Problems:
[1] List every place name in the Slaney flooding blog post that refers to somewhere smaller than a county or country, giving each one once.
[2] Return the part of the Slaney flooding blog post from "08 January 2016" down to "past few weeks.", copied word for word.

Supplied passage:
::::
08 January 2016

Visiting the banks of the River Slaney
after weeks of storms and flooding

Calm after the storm … the River Slaney at Clohamon, Co Wexford, this afternoon (Photograph: Patrick Comerford, 2016)

Patrick Comerford

During the past week, I have been working on sermons [here and here] in Saint Bartholomew’s Church, Ballsbridge, on Sunday morning on the Baptism of Christ in the River Jordan and on a magazine feature on the kidnap 300 years ago of James Annesley, the former Bunclody schoolboy who was heir to the Annesley estates and titles in Co Wexford.

Late this morning, two of us decided to go to Wexford to research photographs to illustrate the magazine feature in Bunclody and Camolin, but also to see the effects of flooding throughout the Slaney area over the past few weeks.

The weather forecasters are predicting that the worst of the flooding in Ireland is over, and that we are moving from very wet weather to very cold weather in the coming weeks.

But the damage caused by the floods is going to be seen in fields and on roads alongside every major river in this country for months to come.

The River Slaney at Bunclody, Co Wexford, this afternoon (Photograph: Patrick Comerford, 2016)

A few weeks ago, I had decided that valour was the better part of discretion, and have up on my efforts to climb down the steps by the bridge in Bunclody to green grassy banks of the River Slaney.
::::
Provided data:
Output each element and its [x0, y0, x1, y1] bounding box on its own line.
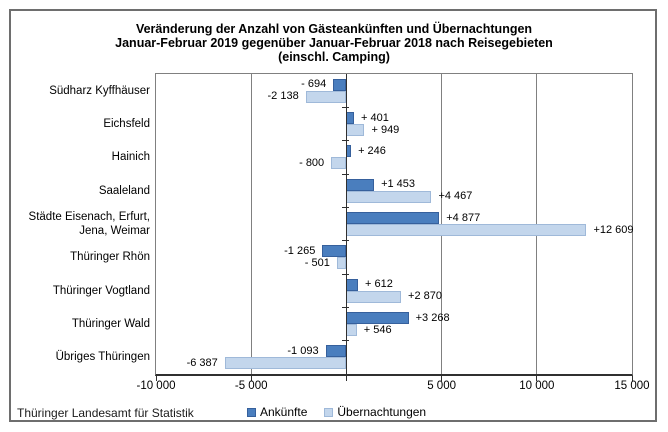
::::
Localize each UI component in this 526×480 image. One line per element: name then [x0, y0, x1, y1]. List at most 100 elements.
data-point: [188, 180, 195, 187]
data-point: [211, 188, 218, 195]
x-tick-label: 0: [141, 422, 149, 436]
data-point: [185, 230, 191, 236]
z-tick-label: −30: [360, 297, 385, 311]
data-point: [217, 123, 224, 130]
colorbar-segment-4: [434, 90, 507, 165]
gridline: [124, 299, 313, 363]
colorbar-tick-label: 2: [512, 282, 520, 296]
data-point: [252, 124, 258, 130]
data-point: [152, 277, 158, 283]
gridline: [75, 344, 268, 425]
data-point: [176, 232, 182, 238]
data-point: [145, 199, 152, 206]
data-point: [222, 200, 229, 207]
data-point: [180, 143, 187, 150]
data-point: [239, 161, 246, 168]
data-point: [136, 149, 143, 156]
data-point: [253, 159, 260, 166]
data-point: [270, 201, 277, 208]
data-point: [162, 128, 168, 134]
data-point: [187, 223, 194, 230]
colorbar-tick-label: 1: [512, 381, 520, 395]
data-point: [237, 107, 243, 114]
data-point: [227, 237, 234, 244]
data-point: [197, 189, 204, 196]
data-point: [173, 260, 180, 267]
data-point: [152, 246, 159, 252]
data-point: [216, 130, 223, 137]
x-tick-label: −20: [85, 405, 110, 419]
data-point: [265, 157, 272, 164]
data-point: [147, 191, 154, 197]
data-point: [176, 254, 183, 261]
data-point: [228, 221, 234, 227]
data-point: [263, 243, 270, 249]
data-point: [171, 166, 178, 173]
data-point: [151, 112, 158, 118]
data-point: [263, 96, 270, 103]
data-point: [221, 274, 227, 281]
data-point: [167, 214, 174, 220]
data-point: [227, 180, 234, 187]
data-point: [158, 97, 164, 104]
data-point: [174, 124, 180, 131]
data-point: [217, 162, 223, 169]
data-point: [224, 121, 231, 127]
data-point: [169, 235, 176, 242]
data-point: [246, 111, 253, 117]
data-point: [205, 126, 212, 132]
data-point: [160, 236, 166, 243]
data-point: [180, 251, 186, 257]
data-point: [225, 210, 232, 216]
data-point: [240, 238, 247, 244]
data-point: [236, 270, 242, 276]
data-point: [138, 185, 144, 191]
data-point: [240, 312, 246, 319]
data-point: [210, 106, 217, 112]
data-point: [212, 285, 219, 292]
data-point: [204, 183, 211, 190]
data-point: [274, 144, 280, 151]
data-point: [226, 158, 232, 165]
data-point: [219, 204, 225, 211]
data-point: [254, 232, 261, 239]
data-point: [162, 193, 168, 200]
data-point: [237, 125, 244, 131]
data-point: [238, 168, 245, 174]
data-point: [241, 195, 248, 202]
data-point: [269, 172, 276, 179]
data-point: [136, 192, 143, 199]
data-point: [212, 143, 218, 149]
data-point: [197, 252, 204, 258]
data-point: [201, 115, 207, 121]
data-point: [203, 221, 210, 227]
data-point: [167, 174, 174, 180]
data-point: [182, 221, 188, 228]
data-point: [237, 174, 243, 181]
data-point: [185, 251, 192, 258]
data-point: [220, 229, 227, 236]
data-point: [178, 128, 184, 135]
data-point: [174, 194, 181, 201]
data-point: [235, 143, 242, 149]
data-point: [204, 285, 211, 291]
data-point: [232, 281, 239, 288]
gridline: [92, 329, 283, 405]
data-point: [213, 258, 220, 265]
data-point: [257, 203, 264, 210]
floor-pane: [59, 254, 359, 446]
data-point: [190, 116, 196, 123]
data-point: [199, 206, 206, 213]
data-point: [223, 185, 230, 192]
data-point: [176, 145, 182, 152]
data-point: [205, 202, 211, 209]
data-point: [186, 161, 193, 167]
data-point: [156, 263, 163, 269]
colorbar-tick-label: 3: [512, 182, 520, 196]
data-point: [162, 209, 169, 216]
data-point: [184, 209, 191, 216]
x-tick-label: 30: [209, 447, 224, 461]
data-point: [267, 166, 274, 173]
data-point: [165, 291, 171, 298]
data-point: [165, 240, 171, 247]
::::
Answers given:
[1] Clohamon, Ballsbridge, Bunclody, Camolin

[2]
08 January 2016

Visiting the banks of the River Slaney
after weeks of storms and flooding

Calm after the storm … the River Slaney at Clohamon, Co Wexford, this afternoon (Photograph: Patrick Comerford, 2016)

Patrick Comerford

During the past week, I have been working on sermons [here and here] in Saint Bartholomew’s Church, Ballsbridge, on Sunday morning on the Baptism of Christ in the River Jordan and on a magazine feature on the kidnap 300 years ago of James Annesley, the former Bunclody schoolboy who was heir to the Annesley estates and titles in Co Wexford.

Late this morning, two of us decided to go to Wexford to research photographs to illustrate the magazine feature in Bunclody and Camolin, but also to see the effects of flooding throughout the Slaney area over the past few weeks.